Return all of the lines below exactly as they are.
::: Material to process :::
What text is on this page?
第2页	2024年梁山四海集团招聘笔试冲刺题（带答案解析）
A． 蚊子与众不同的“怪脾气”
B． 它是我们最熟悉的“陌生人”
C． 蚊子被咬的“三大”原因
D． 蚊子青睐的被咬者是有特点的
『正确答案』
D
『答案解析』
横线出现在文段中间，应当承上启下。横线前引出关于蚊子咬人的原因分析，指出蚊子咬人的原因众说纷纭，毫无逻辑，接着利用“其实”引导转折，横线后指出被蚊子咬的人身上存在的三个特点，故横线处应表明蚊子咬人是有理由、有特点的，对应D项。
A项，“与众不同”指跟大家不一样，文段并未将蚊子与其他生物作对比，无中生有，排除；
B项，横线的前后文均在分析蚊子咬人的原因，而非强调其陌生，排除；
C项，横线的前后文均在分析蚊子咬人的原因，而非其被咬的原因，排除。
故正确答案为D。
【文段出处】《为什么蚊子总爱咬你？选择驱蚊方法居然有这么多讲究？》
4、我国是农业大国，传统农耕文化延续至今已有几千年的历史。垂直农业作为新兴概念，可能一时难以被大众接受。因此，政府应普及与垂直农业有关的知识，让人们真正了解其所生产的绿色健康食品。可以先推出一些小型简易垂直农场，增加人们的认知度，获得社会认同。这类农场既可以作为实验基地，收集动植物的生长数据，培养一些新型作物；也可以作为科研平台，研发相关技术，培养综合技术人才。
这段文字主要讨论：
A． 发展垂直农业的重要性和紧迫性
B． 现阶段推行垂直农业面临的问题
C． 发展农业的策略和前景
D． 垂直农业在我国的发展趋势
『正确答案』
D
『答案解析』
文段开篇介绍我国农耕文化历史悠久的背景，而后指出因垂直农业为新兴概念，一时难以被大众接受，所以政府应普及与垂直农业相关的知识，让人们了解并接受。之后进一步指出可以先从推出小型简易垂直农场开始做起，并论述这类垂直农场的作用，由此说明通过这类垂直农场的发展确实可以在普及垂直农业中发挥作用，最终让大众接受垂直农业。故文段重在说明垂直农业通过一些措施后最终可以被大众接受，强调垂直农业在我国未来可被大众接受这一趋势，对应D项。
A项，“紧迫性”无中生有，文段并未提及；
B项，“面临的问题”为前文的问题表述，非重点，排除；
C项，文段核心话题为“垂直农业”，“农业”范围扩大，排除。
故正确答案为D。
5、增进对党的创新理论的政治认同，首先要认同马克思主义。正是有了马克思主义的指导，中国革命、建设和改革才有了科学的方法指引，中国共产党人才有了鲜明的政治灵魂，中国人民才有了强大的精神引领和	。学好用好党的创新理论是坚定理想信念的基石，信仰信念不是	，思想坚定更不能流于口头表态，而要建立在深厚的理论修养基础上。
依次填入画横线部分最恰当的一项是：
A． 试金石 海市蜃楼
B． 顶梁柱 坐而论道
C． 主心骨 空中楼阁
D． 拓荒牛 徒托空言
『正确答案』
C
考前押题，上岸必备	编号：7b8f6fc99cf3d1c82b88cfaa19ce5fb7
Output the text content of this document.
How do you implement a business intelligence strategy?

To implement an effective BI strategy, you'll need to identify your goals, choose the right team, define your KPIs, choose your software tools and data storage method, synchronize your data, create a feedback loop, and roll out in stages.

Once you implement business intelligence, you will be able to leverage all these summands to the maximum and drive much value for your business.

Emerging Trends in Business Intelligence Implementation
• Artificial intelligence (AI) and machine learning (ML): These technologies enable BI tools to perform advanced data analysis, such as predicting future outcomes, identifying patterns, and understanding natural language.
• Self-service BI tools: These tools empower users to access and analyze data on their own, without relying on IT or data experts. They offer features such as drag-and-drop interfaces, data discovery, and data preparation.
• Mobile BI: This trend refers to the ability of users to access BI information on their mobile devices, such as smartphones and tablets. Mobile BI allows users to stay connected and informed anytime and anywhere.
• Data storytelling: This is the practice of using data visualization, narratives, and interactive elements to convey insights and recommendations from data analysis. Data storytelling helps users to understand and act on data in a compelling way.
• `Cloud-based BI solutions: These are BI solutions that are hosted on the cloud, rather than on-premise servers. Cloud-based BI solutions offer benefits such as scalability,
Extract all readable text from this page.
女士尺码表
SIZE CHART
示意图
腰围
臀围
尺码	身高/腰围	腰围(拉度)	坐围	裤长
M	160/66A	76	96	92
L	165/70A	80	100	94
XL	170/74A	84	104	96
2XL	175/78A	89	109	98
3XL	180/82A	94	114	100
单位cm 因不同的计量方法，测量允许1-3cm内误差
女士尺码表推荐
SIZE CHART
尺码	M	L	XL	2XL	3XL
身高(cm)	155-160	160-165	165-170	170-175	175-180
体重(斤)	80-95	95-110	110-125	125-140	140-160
:::
__Correct result__:
What text is on this page?
第2页	2024年梁山四海集团招聘笔试冲刺题（带答案解析）
A． 蚊子与众不同的“怪脾气”
B． 它是我们最熟悉的“陌生人”
C． 蚊子被咬的“三大”原因
D． 蚊子青睐的被咬者是有特点的
『正确答案』
D
『答案解析』
横线出现在文段中间，应当承上启下。横线前引出关于蚊子咬人的原因分析，指出蚊子咬人的原因众说纷纭，毫无逻辑，接着利用“其实”引导转折，横线后指出被蚊子咬的人身上存在的三个特点，故横线处应表明蚊子咬人是有理由、有特点的，对应D项。
A项，“与众不同”指跟大家不一样，文段并未将蚊子与其他生物作对比，无中生有，排除；
B项，横线的前后文均在分析蚊子咬人的原因，而非强调其陌生，排除；
C项，横线的前后文均在分析蚊子咬人的原因，而非其被咬的原因，排除。
故正确答案为D。
【文段出处】《为什么蚊子总爱咬你？选择驱蚊方法居然有这么多讲究？》
4、我国是农业大国，传统农耕文化延续至今已有几千年的历史。垂直农业作为新兴概念，可能一时难以被大众接受。因此，政府应普及与垂直农业有关的知识，让人们真正了解其所生产的绿色健康食品。可以先推出一些小型简易垂直农场，增加人们的认知度，获得社会认同。这类农场既可以作为实验基地，收集动植物的生长数据，培养一些新型作物；也可以作为科研平台，研发相关技术，培养综合技术人才。
这段文字主要讨论：
A． 发展垂直农业的重要性和紧迫性
B． 现阶段推行垂直农业面临的问题
C． 发展农业的策略和前景
D． 垂直农业在我国的发展趋势
『正确答案』
D
『答案解析』
文段开篇介绍我国农耕文化历史悠久的背景，而后指出因垂直农业为新兴概念，一时难以被大众接受，所以政府应普及与垂直农业相关的知识，让人们了解并接受。之后进一步指出可以先从推出小型简易垂直农场开始做起，并论述这类垂直农场的作用，由此说明通过这类垂直农场的发展确实可以在普及垂直农业中发挥作用，最终让大众接受垂直农业。故文段重在说明垂直农业通过一些措施后最终可以被大众接受，强调垂直农业在我国未来可被大众接受这一趋势，对应D项。
A项，“紧迫性”无中生有，文段并未提及；
B项，“面临的问题”为前文的问题表述，非重点，排除；
C项，文段核心话题为“垂直农业”，“农业”范围扩大，排除。
故正确答案为D。
5、增进对党的创新理论的政治认同，首先要认同马克思主义。正是有了马克思主义的指导，中国革命、建设和改革才有了科学的方法指引，中国共产党人才有了鲜明的政治灵魂，中国人民才有了强大的精神引领和	。学好用好党的创新理论是坚定理想信念的基石，信仰信念不是	，思想坚定更不能流于口头表态，而要建立在深厚的理论修养基础上。
依次填入画横线部分最恰当的一项是：
A． 试金石 海市蜃楼
B． 顶梁柱 坐而论道
C． 主心骨 空中楼阁
D． 拓荒牛 徒托空言
『正确答案』
C
考前押题，上岸必备	编号：7b8f6fc99cf3d1c82b88cfaa19ce5fb7
Output the text content of this document.
How do you implement a business intelligence strategy?

To implement an effective BI strategy, you'll need to identify your goals, choose the right team, define your KPIs, choose your software tools and data storage method, synchronize your data, create a feedback loop, and roll out in stages.

Once you implement business intelligence, you will be able to leverage all these summands to the maximum and drive much value for your business.

Emerging Trends in Business Intelligence Implementation
• Artificial intelligence (AI) and machine learning (ML): These technologies enable BI tools to perform advanced data analysis, such as predicting future outcomes, identifying patterns, and understanding natural language.
• Self-service BI tools: These tools empower users to access and analyze data on their own, without relying on IT or data experts. They offer features such as drag-and-drop interfaces, data discovery, and data preparation.
• Mobile BI: This trend refers to the ability of users to access BI information on their mobile devices, such as smartphones and tablets. Mobile BI allows users to stay connected and informed anytime and anywhere.
• Data storytelling: This is the practice of using data visualization, narratives, and interactive elements to convey insights and recommendations from data analysis. Data storytelling helps users to understand and act on data in a compelling way.
• `Cloud-based BI solutions: These are BI solutions that are hosted on the cloud, rather than on-premise servers. Cloud-based BI solutions offer benefits such as scalability,
Extract all readable text from this page.
女士尺码表
SIZE CHART
示意图
腰围
臀围
尺码	身高/腰围	腰围(拉度)	坐围	裤长
M	160/66A	76	96	92
L	165/70A	80	100	94
XL	170/74A	84	104	96
2XL	175/78A	89	109	98
3XL	180/82A	94	114	100
单位cm 因不同的计量方法，测量允许1-3cm内误差
女士尺码表推荐
SIZE CHART
尺码	M	L	XL	2XL	3XL
身高(cm)	155-160	160-165	165-170	170-175	175-180
体重(斤)	80-95	95-110	110-125	125-140	140-160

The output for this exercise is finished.